- Task details -
Go over the listing below line by line and tally those containing "accuracy". Give only the tally.

(Dataset entries on figures)
--------------------------------
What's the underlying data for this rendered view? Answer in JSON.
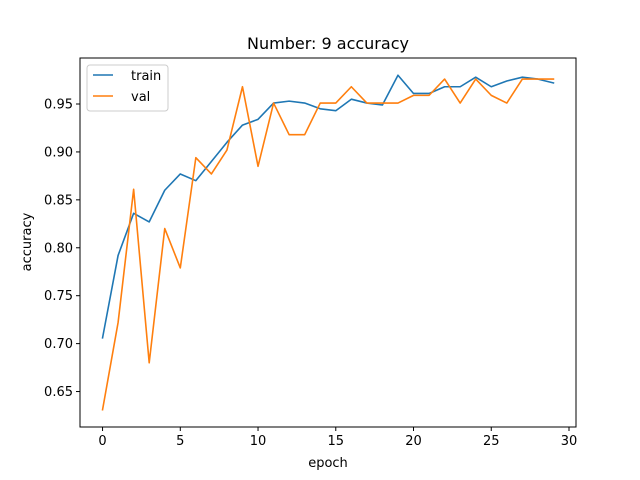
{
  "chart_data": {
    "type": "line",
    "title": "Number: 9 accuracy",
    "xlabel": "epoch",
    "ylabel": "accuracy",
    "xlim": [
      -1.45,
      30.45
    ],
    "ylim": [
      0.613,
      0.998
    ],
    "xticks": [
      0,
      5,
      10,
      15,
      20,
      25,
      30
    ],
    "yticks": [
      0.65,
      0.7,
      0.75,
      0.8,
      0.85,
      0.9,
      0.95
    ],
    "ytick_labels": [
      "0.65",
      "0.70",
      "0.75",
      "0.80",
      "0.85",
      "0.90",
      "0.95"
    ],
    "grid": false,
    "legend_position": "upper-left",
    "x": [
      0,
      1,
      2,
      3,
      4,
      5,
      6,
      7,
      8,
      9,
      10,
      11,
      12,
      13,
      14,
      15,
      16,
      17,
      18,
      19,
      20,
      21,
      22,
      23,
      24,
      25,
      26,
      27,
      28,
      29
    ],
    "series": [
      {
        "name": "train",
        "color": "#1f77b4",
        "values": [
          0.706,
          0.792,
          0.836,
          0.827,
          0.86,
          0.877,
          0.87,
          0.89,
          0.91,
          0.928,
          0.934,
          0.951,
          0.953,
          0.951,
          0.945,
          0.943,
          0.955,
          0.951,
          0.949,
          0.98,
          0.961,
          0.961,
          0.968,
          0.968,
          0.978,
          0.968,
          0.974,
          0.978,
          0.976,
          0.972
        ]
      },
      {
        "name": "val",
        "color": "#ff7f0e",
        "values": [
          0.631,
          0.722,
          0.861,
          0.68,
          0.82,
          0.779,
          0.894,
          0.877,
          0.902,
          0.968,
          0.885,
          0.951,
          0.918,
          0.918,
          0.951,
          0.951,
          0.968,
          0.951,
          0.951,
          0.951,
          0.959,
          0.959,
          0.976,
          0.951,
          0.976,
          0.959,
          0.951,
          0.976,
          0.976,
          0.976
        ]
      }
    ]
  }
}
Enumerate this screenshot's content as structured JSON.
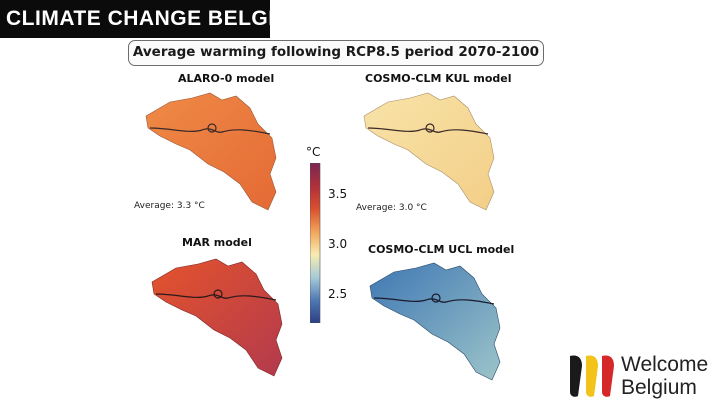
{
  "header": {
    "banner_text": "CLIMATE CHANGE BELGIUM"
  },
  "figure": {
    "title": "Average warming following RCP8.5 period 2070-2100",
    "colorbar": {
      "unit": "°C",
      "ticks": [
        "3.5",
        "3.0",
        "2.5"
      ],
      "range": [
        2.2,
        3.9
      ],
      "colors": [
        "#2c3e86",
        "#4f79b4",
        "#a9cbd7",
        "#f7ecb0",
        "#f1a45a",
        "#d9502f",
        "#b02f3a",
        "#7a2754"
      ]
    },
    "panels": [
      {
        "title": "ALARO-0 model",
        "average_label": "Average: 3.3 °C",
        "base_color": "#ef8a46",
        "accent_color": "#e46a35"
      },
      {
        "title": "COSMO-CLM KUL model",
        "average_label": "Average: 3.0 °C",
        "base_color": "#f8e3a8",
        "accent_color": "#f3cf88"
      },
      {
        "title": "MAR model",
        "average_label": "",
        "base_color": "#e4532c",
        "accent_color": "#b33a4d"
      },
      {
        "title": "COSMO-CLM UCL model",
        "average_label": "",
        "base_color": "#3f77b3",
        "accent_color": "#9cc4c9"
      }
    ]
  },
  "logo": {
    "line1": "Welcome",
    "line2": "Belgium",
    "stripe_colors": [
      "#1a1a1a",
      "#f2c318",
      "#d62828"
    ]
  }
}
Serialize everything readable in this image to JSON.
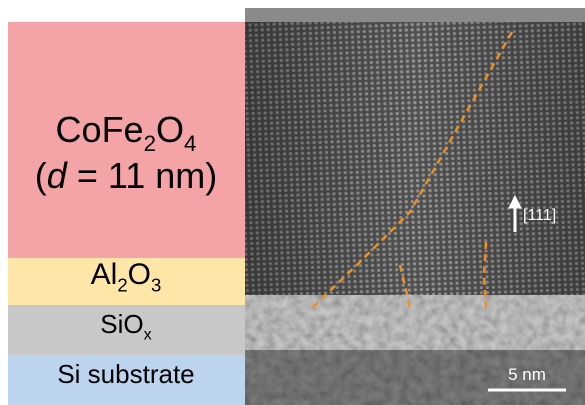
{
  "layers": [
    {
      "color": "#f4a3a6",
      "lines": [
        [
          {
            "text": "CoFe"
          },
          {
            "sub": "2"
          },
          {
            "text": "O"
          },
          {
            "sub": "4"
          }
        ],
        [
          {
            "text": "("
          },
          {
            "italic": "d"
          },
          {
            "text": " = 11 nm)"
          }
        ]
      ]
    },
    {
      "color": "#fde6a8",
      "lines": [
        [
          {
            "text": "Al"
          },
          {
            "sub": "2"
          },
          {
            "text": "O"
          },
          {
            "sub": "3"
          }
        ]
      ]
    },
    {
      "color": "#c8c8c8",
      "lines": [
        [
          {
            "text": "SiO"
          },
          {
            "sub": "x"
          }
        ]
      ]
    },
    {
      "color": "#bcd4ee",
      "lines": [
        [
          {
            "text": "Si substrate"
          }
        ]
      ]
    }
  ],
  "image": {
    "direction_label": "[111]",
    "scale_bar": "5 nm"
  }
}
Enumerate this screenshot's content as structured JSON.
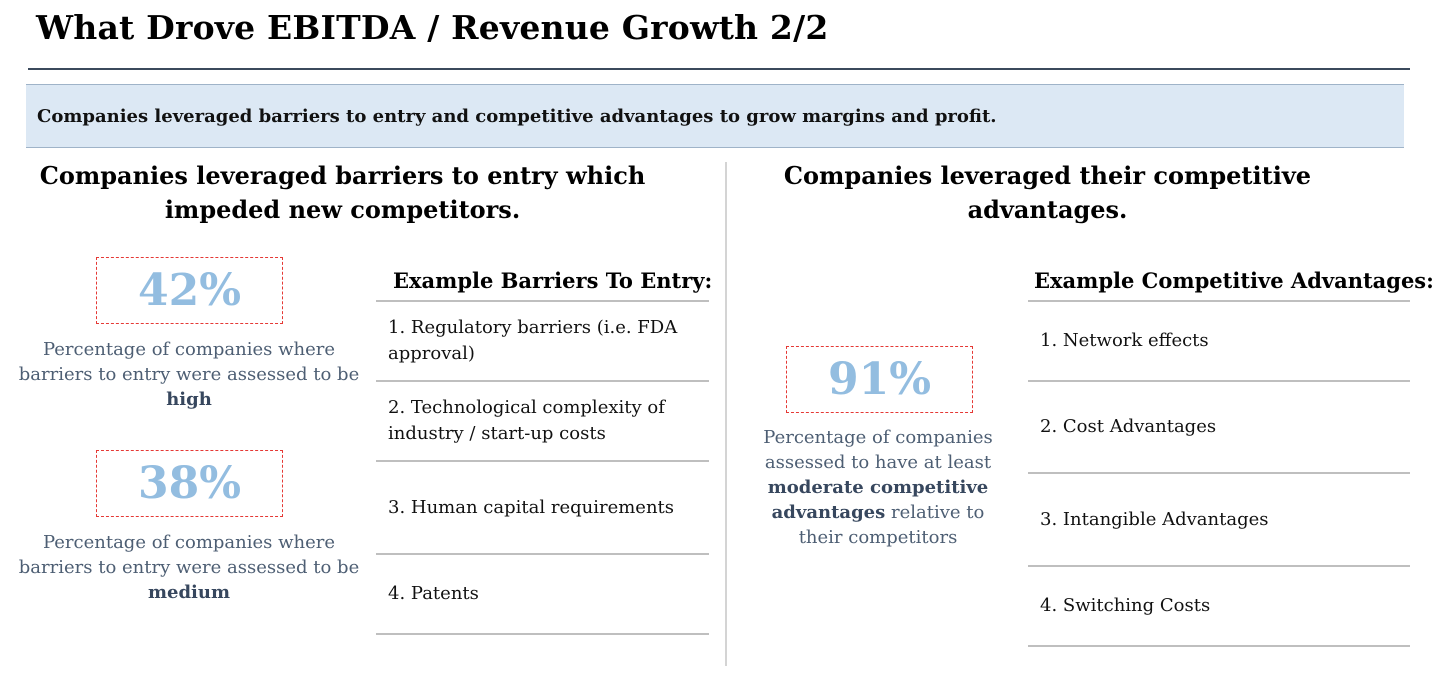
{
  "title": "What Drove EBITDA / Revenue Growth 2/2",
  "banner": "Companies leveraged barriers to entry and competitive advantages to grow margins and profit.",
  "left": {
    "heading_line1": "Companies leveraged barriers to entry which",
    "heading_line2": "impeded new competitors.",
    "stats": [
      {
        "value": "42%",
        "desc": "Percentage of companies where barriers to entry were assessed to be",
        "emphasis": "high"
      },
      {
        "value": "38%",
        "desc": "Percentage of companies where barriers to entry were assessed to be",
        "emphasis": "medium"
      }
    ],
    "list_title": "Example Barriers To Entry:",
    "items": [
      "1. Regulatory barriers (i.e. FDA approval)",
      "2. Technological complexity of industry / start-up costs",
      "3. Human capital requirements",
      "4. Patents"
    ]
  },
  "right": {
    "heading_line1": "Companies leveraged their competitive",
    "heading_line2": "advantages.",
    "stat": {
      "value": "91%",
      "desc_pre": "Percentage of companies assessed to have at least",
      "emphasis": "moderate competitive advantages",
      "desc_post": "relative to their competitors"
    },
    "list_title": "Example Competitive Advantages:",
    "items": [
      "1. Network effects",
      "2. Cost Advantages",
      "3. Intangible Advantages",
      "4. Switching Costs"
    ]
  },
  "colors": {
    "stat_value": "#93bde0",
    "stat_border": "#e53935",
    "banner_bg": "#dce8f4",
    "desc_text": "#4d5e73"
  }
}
--------------------------------
- Solution for this exercise -
2